_Aim of the exercise_
Write the entries out again exactly as they stand, but without the pictures.

A run of records:
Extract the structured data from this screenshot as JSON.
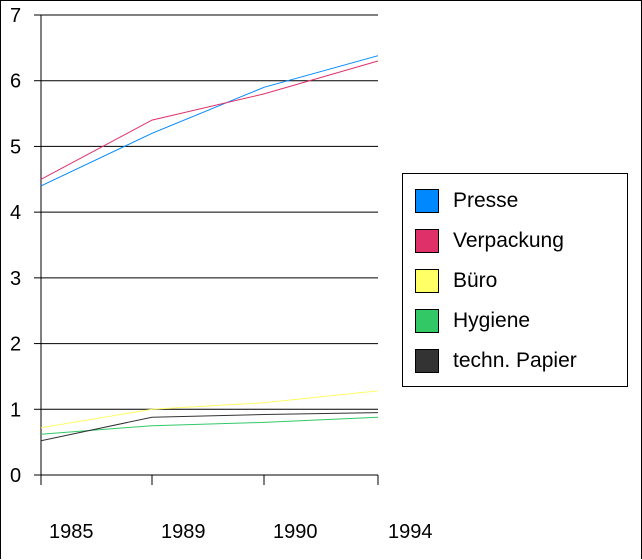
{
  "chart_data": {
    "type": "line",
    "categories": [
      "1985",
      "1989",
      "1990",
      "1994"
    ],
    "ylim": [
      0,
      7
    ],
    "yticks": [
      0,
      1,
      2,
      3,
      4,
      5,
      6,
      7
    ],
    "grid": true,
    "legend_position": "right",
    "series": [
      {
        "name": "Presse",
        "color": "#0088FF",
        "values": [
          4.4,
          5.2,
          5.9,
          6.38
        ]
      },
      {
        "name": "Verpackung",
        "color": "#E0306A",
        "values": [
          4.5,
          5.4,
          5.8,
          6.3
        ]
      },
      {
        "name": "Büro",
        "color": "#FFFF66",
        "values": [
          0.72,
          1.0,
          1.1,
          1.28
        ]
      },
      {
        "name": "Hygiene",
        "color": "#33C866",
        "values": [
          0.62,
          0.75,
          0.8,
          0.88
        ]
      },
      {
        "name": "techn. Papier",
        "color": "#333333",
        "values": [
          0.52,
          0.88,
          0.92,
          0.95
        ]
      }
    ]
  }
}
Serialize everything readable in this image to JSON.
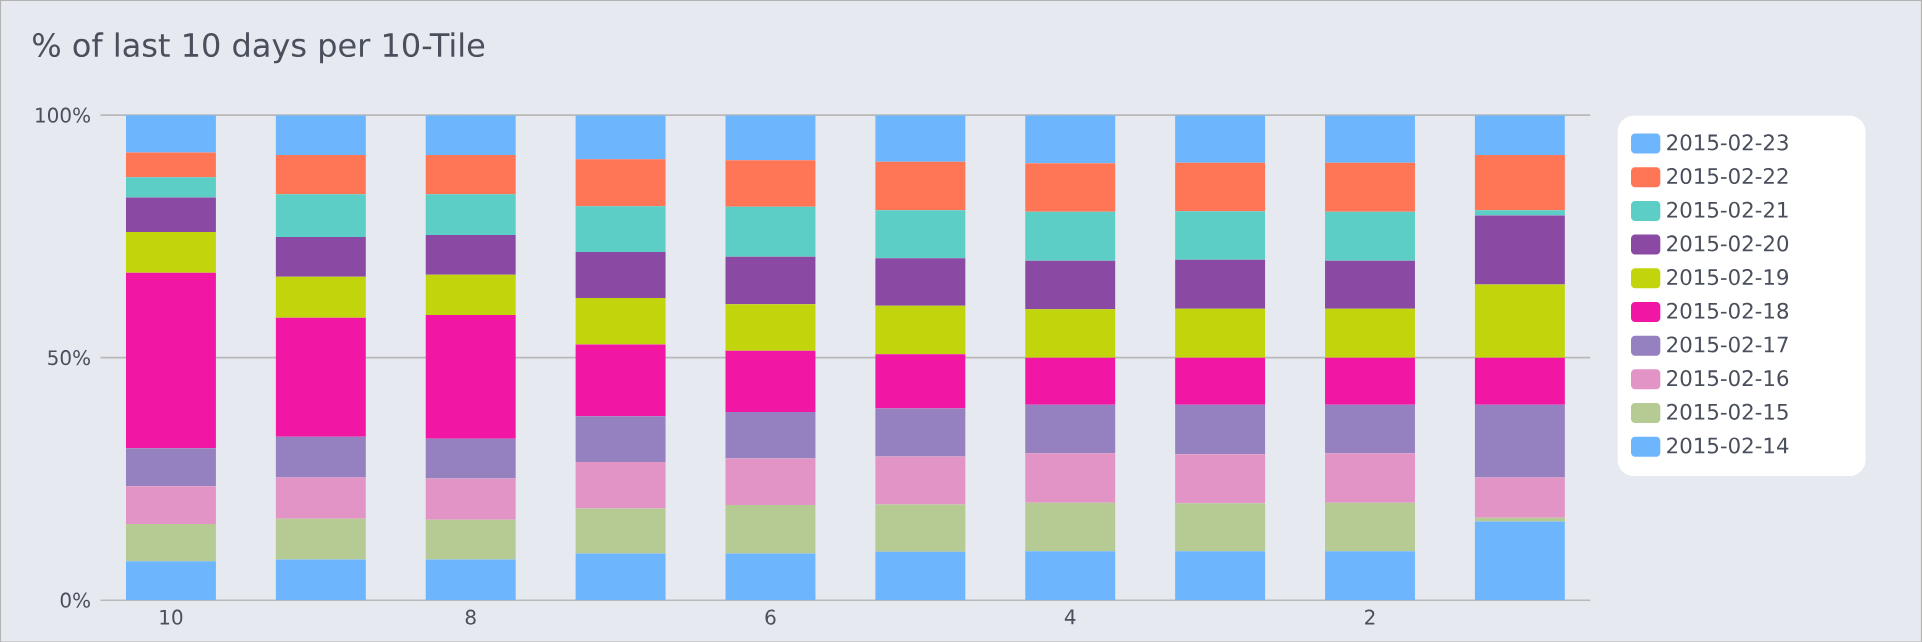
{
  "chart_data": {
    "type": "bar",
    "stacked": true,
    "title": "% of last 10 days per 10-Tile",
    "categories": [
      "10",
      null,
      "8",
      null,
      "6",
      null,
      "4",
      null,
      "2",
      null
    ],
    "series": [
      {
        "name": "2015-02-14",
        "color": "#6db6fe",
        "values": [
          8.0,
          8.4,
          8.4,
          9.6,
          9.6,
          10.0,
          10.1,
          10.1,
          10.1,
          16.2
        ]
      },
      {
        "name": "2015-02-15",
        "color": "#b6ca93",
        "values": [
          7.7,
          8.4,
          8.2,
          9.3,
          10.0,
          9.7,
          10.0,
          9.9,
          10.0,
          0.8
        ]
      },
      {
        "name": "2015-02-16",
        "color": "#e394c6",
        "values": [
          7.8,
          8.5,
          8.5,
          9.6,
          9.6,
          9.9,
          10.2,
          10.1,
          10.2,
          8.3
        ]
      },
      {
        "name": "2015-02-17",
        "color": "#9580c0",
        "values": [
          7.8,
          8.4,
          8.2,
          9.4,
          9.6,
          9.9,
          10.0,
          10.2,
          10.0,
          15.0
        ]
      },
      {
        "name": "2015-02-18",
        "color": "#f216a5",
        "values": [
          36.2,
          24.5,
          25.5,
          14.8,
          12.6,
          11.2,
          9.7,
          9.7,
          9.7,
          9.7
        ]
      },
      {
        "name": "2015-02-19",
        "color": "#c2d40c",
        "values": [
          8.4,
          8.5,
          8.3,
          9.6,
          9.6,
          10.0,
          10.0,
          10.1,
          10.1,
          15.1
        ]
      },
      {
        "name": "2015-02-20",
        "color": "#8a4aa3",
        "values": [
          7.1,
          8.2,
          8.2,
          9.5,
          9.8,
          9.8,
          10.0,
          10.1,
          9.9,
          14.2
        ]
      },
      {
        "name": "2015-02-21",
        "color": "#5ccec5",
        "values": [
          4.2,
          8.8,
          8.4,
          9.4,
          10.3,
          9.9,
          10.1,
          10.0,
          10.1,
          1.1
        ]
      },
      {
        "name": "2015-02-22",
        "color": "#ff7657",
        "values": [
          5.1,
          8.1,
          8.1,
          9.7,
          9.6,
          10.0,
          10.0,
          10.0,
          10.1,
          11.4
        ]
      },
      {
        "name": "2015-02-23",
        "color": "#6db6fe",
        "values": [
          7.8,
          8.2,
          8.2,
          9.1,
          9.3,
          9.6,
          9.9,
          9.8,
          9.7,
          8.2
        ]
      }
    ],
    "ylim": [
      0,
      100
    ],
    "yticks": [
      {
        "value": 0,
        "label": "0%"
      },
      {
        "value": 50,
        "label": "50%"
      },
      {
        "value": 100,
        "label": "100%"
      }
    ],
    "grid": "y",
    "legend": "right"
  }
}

_In response_
Extract the structured data from this screenshot as JSON.
{
  "chart_data": {
    "type": "line",
    "categories": [
      "1985",
      "1989",
      "1990",
      "1994"
    ],
    "ylim": [
      0,
      7
    ],
    "yticks": [
      0,
      1,
      2,
      3,
      4,
      5,
      6,
      7
    ],
    "grid": true,
    "legend_position": "right",
    "series": [
      {
        "name": "Presse",
        "color": "#0088FF",
        "values": [
          4.4,
          5.2,
          5.9,
          6.38
        ]
      },
      {
        "name": "Verpackung",
        "color": "#E0306A",
        "values": [
          4.5,
          5.4,
          5.8,
          6.3
        ]
      },
      {
        "name": "Büro",
        "color": "#FFFF66",
        "values": [
          0.72,
          1.0,
          1.1,
          1.28
        ]
      },
      {
        "name": "Hygiene",
        "color": "#33C866",
        "values": [
          0.62,
          0.75,
          0.8,
          0.88
        ]
      },
      {
        "name": "techn. Papier",
        "color": "#333333",
        "values": [
          0.52,
          0.88,
          0.92,
          0.95
        ]
      }
    ]
  }
}
Serialize everything readable in this image to JSON.
{
  "chart_data": {
    "type": "bar",
    "stacked": true,
    "title": "% of last 10 days per 10-Tile",
    "categories": [
      "10",
      null,
      "8",
      null,
      "6",
      null,
      "4",
      null,
      "2",
      null
    ],
    "series": [
      {
        "name": "2015-02-14",
        "color": "#6db6fe",
        "values": [
          8.0,
          8.4,
          8.4,
          9.6,
          9.6,
          10.0,
          10.1,
          10.1,
          10.1,
          16.2
        ]
      },
      {
        "name": "2015-02-15",
        "color": "#b6ca93",
        "values": [
          7.7,
          8.4,
          8.2,
          9.3,
          10.0,
          9.7,
          10.0,
          9.9,
          10.0,
          0.8
        ]
      },
      {
        "name": "2015-02-16",
        "color": "#e394c6",
        "values": [
          7.8,
          8.5,
          8.5,
          9.6,
          9.6,
          9.9,
          10.2,
          10.1,
          10.2,
          8.3
        ]
      },
      {
        "name": "2015-02-17",
        "color": "#9580c0",
        "values": [
          7.8,
          8.4,
          8.2,
          9.4,
          9.6,
          9.9,
          10.0,
          10.2,
          10.0,
          15.0
        ]
      },
      {
        "name": "2015-02-18",
        "color": "#f216a5",
        "values": [
          36.2,
          24.5,
          25.5,
          14.8,
          12.6,
          11.2,
          9.7,
          9.7,
          9.7,
          9.7
        ]
      },
      {
        "name": "2015-02-19",
        "color": "#c2d40c",
        "values": [
          8.4,
          8.5,
          8.3,
          9.6,
          9.6,
          10.0,
          10.0,
          10.1,
          10.1,
          15.1
        ]
      },
      {
        "name": "2015-02-20",
        "color": "#8a4aa3",
        "values": [
          7.1,
          8.2,
          8.2,
          9.5,
          9.8,
          9.8,
          10.0,
          10.1,
          9.9,
          14.2
        ]
      },
      {
        "name": "2015-02-21",
        "color": "#5ccec5",
        "values": [
          4.2,
          8.8,
          8.4,
          9.4,
          10.3,
          9.9,
          10.1,
          10.0,
          10.1,
          1.1
        ]
      },
      {
        "name": "2015-02-22",
        "color": "#ff7657",
        "values": [
          5.1,
          8.1,
          8.1,
          9.7,
          9.6,
          10.0,
          10.0,
          10.0,
          10.1,
          11.4
        ]
      },
      {
        "name": "2015-02-23",
        "color": "#6db6fe",
        "values": [
          7.8,
          8.2,
          8.2,
          9.1,
          9.3,
          9.6,
          9.9,
          9.8,
          9.7,
          8.2
        ]
      }
    ],
    "ylim": [
      0,
      100
    ],
    "yticks": [
      {
        "value": 0,
        "label": "0%"
      },
      {
        "value": 50,
        "label": "50%"
      },
      {
        "value": 100,
        "label": "100%"
      }
    ],
    "grid": "y",
    "legend": "right"
  }
}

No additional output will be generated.